WHAT YOU ARE ASKED TO DO: Return the material exactly as supplied, apart from the pictures, which are omitted.

(Stored records)
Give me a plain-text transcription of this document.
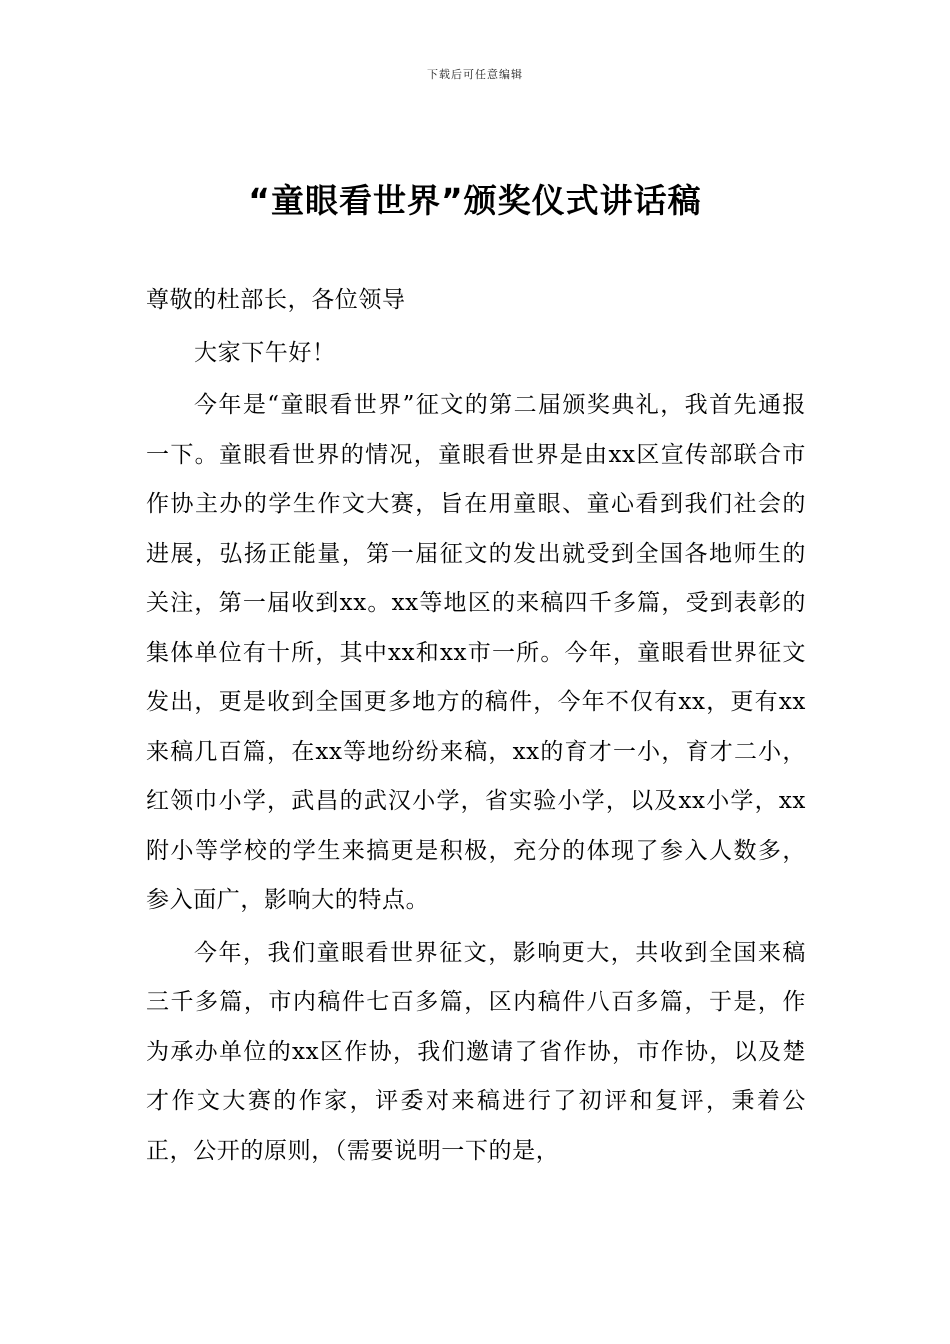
下载后可任意编辑
“童眼看世界”颁奖仪式讲话稿

尊敬的杜部长，各位领导

大家下午好！

今年是“童眼看世界”征文的第二届颁奖典礼，我首先通报一下。童眼看世界的情况，童眼看世界是由xx区宣传部联合市作协主办的学生作文大赛，旨在用童眼、童心看到我们社会的进展，弘扬正能量，第一届征文的发出就受到全国各地师生的关注，第一届收到xx。xx等地区的来稿四千多篇，受到表彰的集体单位有十所，其中xx和xx市一所。今年，童眼看世界征文发出，更是收到全国更多地方的稿件，今年不仅有xx，更有xx来稿几百篇，在xx等地纷纷来稿，xx的育才一小，育才二小，红领巾小学，武昌的武汉小学，省实验小学，以及xx小学，xx附小等学校的学生来搞更是积极，充分的体现了参入人数多，参入面广，影响大的特点。

今年，我们童眼看世界征文，影响更大，共收到全国来稿三千多篇，市内稿件七百多篇，区内稿件八百多篇，于是，作为承办单位的xx区作协，我们邀请了省作协，市作协，以及楚才作文大赛的作家，评委对来稿进行了初评和复评，秉着公正，公开的原则，（需要说明一下的是，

SOLUTION TO THE EXERCISE:
Give me a plain-text transcription of this document.
下载后可任意编辑
“童眼看世界”颁奖仪式讲话稿

尊敬的杜部长，各位领导

大家下午好！

今年是“童眼看世界”征文的第二届颁奖典礼，我首先通报一下。童眼看世界的情况，童眼看世界是由xx区宣传部联合市作协主办的学生作文大赛，旨在用童眼、童心看到我们社会的进展，弘扬正能量，第一届征文的发出就受到全国各地师生的关注，第一届收到xx。xx等地区的来稿四千多篇，受到表彰的集体单位有十所，其中xx和xx市一所。今年，童眼看世界征文发出，更是收到全国更多地方的稿件，今年不仅有xx，更有xx来稿几百篇，在xx等地纷纷来稿，xx的育才一小，育才二小，红领巾小学，武昌的武汉小学，省实验小学，以及xx小学，xx附小等学校的学生来搞更是积极，充分的体现了参入人数多，参入面广，影响大的特点。

今年，我们童眼看世界征文，影响更大，共收到全国来稿三千多篇，市内稿件七百多篇，区内稿件八百多篇，于是，作为承办单位的xx区作协，我们邀请了省作协，市作协，以及楚才作文大赛的作家，评委对来稿进行了初评和复评，秉着公正，公开的原则，（需要说明一下的是，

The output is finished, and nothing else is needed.